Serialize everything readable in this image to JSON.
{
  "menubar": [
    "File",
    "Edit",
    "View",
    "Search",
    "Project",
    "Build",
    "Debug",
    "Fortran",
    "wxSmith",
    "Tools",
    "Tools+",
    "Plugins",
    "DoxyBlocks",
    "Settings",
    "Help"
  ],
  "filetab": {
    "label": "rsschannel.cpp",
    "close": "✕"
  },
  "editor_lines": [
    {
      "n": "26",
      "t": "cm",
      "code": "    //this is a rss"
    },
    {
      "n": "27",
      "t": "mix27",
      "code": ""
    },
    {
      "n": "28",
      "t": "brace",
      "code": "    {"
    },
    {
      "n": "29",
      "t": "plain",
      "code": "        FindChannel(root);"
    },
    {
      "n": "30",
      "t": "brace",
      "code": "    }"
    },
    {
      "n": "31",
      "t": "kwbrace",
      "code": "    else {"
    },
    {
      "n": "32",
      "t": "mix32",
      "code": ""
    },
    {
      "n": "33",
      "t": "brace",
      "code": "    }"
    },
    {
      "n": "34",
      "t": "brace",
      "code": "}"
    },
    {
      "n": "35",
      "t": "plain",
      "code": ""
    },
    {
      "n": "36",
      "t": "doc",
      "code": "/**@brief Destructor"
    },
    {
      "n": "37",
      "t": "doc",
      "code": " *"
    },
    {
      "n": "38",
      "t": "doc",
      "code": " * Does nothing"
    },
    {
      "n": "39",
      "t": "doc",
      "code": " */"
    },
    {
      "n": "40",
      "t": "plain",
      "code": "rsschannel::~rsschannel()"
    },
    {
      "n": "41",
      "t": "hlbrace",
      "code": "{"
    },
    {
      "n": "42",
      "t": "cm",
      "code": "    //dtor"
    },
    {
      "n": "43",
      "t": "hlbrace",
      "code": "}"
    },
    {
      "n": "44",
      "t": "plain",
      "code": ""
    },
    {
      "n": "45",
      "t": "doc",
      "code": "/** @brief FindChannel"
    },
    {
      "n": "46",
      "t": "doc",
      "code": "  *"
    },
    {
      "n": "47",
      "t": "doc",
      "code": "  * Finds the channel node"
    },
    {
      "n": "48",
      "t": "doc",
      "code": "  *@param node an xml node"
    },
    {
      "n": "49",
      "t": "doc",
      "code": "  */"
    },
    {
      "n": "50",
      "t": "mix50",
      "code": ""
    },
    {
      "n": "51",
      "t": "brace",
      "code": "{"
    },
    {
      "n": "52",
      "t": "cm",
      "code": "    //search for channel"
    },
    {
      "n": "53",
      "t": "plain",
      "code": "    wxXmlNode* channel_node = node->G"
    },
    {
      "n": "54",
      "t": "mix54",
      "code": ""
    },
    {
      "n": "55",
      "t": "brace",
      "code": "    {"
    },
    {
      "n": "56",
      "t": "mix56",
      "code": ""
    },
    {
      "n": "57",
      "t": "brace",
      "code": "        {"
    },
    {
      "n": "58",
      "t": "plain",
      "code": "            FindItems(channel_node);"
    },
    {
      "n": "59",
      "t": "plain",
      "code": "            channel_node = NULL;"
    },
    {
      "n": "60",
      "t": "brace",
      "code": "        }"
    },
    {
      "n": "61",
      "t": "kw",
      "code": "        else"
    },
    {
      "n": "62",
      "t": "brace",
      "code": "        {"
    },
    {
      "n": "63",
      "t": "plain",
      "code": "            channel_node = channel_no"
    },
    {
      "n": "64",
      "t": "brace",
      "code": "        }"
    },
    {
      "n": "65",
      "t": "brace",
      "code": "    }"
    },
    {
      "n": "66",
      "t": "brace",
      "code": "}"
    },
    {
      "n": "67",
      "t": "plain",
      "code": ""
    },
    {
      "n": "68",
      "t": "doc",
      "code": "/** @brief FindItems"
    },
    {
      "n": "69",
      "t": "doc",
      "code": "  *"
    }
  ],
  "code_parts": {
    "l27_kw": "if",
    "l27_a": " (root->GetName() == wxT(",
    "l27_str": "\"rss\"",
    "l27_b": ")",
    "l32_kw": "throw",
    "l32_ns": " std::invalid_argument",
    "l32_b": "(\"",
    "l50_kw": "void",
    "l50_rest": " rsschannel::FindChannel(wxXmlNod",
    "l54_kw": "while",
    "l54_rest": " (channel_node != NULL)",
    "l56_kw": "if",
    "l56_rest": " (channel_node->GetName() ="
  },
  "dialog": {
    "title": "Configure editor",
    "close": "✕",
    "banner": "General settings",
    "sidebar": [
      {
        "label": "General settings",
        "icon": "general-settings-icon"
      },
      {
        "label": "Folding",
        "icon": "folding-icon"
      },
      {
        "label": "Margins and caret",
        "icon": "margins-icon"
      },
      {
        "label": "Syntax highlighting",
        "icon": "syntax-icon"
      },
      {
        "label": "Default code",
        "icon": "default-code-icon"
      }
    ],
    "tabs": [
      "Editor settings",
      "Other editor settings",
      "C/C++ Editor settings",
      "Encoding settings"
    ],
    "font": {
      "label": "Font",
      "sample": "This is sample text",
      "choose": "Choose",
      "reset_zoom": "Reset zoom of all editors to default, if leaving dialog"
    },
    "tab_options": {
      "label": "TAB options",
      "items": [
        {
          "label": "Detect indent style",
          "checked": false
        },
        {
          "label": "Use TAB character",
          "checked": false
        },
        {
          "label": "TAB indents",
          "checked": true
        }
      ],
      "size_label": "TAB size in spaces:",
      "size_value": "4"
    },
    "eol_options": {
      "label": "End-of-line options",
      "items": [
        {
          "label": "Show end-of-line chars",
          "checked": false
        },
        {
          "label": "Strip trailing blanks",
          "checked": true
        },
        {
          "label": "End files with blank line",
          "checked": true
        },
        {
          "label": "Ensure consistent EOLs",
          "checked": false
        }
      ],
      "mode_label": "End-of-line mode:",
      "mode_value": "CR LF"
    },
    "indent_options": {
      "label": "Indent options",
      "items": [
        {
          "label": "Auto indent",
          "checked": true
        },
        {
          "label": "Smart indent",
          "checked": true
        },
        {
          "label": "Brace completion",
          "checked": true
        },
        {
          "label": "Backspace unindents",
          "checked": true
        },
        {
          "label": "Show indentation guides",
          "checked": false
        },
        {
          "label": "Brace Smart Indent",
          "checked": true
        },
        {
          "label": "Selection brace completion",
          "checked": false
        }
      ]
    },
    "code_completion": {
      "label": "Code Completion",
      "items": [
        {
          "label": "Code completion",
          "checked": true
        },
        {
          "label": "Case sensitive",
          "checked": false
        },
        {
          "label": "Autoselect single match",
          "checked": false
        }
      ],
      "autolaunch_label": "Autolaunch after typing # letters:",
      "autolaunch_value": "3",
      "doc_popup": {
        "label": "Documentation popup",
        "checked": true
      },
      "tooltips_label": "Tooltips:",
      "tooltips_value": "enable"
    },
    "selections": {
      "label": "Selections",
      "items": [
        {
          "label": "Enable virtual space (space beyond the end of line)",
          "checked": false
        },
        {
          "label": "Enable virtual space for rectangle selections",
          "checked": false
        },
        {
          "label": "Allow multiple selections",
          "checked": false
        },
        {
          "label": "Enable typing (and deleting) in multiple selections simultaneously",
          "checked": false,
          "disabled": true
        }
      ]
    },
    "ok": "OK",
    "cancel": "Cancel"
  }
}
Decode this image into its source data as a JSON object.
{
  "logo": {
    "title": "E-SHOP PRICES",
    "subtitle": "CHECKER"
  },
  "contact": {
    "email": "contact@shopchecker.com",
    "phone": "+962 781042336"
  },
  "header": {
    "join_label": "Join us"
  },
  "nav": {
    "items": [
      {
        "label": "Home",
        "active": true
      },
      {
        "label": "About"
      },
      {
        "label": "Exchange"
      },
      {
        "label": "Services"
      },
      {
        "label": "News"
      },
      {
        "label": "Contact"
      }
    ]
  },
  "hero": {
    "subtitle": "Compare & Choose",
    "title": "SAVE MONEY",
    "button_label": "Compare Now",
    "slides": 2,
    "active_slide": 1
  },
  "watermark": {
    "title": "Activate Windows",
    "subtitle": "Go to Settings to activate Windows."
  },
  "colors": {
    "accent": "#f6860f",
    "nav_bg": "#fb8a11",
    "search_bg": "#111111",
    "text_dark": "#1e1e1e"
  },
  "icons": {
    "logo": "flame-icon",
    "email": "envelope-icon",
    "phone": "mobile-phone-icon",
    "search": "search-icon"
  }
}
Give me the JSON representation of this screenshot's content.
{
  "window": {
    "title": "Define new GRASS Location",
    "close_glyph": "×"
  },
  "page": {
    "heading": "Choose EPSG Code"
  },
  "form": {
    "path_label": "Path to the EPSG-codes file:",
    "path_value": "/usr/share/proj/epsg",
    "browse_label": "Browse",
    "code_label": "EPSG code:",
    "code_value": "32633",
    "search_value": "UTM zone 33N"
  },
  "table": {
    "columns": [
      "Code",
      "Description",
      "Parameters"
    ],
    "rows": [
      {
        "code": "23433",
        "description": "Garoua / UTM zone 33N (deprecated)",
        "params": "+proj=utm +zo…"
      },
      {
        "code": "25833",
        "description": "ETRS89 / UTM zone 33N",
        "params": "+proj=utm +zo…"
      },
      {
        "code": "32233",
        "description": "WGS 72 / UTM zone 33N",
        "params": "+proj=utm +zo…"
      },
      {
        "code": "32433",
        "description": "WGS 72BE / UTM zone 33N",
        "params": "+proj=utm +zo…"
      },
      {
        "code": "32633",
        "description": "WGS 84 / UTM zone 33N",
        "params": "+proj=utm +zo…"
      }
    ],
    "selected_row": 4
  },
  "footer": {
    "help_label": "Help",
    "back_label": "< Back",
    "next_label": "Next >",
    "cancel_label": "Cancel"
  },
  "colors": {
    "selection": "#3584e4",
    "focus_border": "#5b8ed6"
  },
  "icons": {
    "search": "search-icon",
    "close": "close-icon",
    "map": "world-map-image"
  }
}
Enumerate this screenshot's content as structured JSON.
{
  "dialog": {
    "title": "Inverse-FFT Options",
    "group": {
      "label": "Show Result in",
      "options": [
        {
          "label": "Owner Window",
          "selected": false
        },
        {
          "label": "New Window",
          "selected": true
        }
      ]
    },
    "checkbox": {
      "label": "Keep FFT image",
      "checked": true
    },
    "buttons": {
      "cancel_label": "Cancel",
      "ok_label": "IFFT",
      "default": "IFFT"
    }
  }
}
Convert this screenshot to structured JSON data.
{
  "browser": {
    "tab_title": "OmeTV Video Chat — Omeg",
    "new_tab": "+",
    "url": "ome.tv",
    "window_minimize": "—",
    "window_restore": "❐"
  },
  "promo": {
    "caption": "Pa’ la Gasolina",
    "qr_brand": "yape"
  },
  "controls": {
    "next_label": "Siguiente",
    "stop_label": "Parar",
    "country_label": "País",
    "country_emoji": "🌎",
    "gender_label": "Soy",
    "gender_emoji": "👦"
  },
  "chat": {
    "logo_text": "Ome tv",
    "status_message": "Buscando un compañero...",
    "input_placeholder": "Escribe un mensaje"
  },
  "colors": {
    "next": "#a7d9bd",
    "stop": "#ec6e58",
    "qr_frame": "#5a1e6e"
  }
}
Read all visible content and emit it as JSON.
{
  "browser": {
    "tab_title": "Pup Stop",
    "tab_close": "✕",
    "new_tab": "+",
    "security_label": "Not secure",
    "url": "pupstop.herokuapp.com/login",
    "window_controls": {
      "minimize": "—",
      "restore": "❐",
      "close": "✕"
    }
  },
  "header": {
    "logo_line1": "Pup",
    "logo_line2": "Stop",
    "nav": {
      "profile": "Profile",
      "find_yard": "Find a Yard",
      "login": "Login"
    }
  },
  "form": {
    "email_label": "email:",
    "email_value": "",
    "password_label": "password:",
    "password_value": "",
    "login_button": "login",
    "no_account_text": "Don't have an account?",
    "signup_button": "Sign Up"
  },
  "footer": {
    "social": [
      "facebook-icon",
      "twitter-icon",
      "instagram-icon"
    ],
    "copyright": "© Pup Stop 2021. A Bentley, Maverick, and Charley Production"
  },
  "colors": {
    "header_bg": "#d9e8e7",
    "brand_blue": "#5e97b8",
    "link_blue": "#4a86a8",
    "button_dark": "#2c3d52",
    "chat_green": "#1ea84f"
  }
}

◆ ◆ ◆ ◆ ◆ ◆ ◆

## [GIVEN PROBLEM]
Scan the material above. Copy each line where "FindChannel" occurs.

## [WRITTEN REPLY]
      "code": "        FindChannel(root);"
      "code": "/** @brief FindChannel"
    "l50_rest": " rsschannel::FindChannel(wxXmlNod",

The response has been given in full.